Transcribe the full listing exactly, and drop every picture.

MATERIAL PROVIDED ▸
━━━
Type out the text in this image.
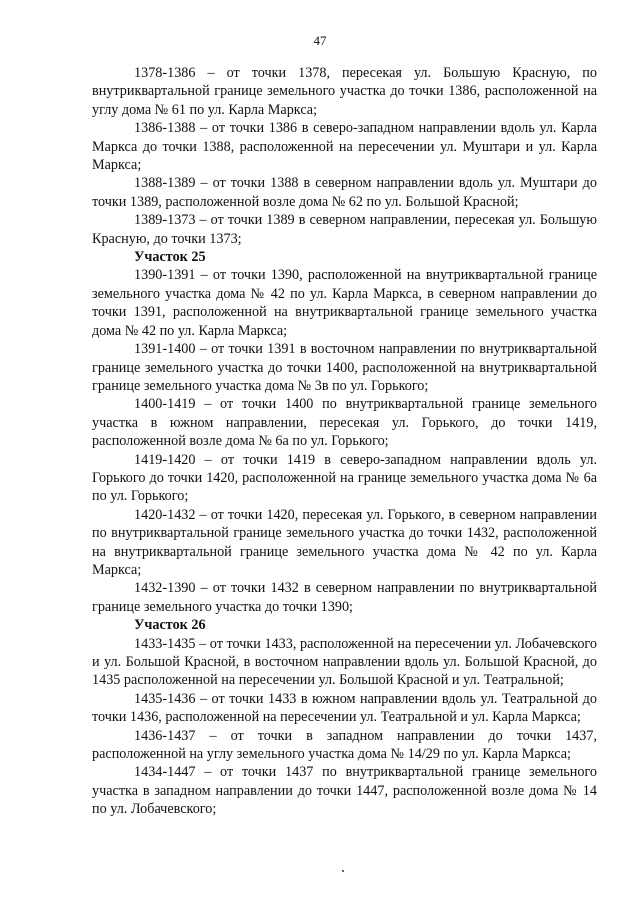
47

1378-1386 – от точки 1378, пересекая ул. Большую Красную, по внутриквартальной границе земельного участка до точки 1386, расположенной на углу дома № 61 по ул. Карла Маркса;

1386-1388 – от точки 1386 в северо-западном направлении вдоль ул. Карла Маркса до точки 1388, расположенной на пересечении ул. Муштари и ул. Карла Маркса;

1388-1389 – от точки 1388 в северном направлении вдоль ул. Муштари до точки 1389, расположенной возле дома № 62 по ул. Большой Красной;

1389-1373 – от точки 1389 в северном направлении, пересекая ул. Большую Красную, до точки 1373;

Участок 25

1390-1391 – от точки 1390, расположенной на внутриквартальной границе земельного участка дома № 42 по ул. Карла Маркса, в северном направлении до точки 1391, расположенной на внутриквартальной границе земельного участка дома № 42 по ул. Карла Маркса;

1391-1400 – от точки 1391 в восточном направлении по внутриквартальной границе земельного участка до точки 1400, расположенной на внутриквартальной границе земельного участка дома № 3в по ул. Горького;

1400-1419 – от точки 1400 по внутриквартальной границе земельного участка в южном направлении, пересекая ул. Горького, до точки 1419, расположенной возле дома № 6а по ул. Горького;

1419-1420 – от точки 1419 в северо-западном направлении вдоль ул. Горького до точки 1420, расположенной на границе земельного участка дома № 6а по ул. Горького;

1420-1432 – от точки 1420, пересекая ул. Горького, в северном направлении по внутриквартальной границе земельного участка до точки 1432, расположенной на внутриквартальной границе земельного участка дома № 42 по ул. Карла Маркса;

1432-1390 – от точки 1432 в северном направлении по внутриквартальной границе земельного участка до точки 1390;

Участок 26

1433-1435 – от точки 1433, расположенной на пересечении ул. Лобачевского и ул. Большой Красной, в восточном направлении вдоль ул. Большой Красной, до 1435 расположенной на пересечении ул. Большой Красной и ул. Театральной;

1435-1436 – от точки 1433 в южном направлении вдоль ул. Театральной до точки 1436, расположенной на пересечении ул. Театральной и ул. Карла Маркса;

1436-1437 – от точки в западном направлении до точки 1437, расположенной на углу земельного участка дома № 14/29 по ул. Карла Маркса;

1434-1447 – от точки 1437 по внутриквартальной границе земельного участка в западном направлении до точки 1447, расположенной возле дома № 14 по ул. Лобачевского;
━━━
THE ANSWER ▸
Type out the text in this image.
47

1378-1386 – от точки 1378, пересекая ул. Большую Красную, по внутриквартальной границе земельного участка до точки 1386, расположенной на углу дома № 61 по ул. Карла Маркса;

1386-1388 – от точки 1386 в северо-западном направлении вдоль ул. Карла Маркса до точки 1388, расположенной на пересечении ул. Муштари и ул. Карла Маркса;

1388-1389 – от точки 1388 в северном направлении вдоль ул. Муштари до точки 1389, расположенной возле дома № 62 по ул. Большой Красной;

1389-1373 – от точки 1389 в северном направлении, пересекая ул. Большую Красную, до точки 1373;

Участок 25

1390-1391 – от точки 1390, расположенной на внутриквартальной границе земельного участка дома № 42 по ул. Карла Маркса, в северном направлении до точки 1391, расположенной на внутриквартальной границе земельного участка дома № 42 по ул. Карла Маркса;

1391-1400 – от точки 1391 в восточном направлении по внутриквартальной границе земельного участка до точки 1400, расположенной на внутриквартальной границе земельного участка дома № 3в по ул. Горького;

1400-1419 – от точки 1400 по внутриквартальной границе земельного участка в южном направлении, пересекая ул. Горького, до точки 1419, расположенной возле дома № 6а по ул. Горького;

1419-1420 – от точки 1419 в северо-западном направлении вдоль ул. Горького до точки 1420, расположенной на границе земельного участка дома № 6а по ул. Горького;

1420-1432 – от точки 1420, пересекая ул. Горького, в северном направлении по внутриквартальной границе земельного участка до точки 1432, расположенной на внутриквартальной границе земельного участка дома № 42 по ул. Карла Маркса;

1432-1390 – от точки 1432 в северном направлении по внутриквартальной границе земельного участка до точки 1390;

Участок 26

1433-1435 – от точки 1433, расположенной на пересечении ул. Лобачевского и ул. Большой Красной, в восточном направлении вдоль ул. Большой Красной, до 1435 расположенной на пересечении ул. Большой Красной и ул. Театральной;

1435-1436 – от точки 1433 в южном направлении вдоль ул. Театральной до точки 1436, расположенной на пересечении ул. Театральной и ул. Карла Маркса;

1436-1437 – от точки в западном направлении до точки 1437, расположенной на углу земельного участка дома № 14/29 по ул. Карла Маркса;

1434-1447 – от точки 1437 по внутриквартальной границе земельного участка в западном направлении до точки 1447, расположенной возле дома № 14 по ул. Лобачевского;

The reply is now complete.